Note how many lines include the word "MOVES", and give that number by itself.

# start of ENTRIES SHOWN

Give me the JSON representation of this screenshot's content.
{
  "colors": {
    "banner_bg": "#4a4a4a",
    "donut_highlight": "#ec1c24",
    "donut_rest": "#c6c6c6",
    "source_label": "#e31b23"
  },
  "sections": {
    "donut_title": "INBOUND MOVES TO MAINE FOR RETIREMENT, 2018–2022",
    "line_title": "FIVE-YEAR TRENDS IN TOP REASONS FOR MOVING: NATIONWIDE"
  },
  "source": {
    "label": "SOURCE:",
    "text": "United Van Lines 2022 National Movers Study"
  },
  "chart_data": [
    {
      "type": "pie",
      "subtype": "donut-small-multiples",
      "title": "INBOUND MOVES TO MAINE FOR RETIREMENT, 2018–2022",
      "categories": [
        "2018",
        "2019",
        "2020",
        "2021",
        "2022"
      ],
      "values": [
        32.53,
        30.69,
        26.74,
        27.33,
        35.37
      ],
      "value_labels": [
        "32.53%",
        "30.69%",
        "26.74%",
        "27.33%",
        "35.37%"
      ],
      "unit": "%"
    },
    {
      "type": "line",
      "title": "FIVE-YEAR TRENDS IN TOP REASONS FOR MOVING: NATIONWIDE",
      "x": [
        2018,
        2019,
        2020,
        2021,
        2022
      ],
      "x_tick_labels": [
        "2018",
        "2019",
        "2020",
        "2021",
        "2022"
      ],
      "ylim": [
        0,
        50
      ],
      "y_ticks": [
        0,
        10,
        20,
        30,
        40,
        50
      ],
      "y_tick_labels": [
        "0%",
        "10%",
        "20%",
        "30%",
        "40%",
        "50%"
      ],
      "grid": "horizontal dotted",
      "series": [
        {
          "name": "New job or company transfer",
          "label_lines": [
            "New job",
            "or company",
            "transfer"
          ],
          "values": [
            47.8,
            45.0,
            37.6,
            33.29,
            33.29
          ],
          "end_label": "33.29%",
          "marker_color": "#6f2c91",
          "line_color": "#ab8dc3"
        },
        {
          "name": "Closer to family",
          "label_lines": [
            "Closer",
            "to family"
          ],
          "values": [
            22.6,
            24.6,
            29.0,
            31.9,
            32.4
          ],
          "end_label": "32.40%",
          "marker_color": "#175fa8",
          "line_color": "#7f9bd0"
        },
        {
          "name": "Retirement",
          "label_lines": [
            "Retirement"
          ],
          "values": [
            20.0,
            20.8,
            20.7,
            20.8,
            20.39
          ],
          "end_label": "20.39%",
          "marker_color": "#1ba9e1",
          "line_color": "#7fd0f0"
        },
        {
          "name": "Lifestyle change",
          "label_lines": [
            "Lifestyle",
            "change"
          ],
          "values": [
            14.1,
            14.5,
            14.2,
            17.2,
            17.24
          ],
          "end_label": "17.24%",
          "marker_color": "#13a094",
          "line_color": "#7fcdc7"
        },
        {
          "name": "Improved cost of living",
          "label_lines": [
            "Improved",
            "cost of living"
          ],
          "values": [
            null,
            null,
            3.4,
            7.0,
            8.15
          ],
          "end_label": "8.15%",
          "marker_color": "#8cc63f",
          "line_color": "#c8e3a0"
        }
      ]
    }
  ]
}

# end of ENTRIES SHOWN

THE REPLY – 2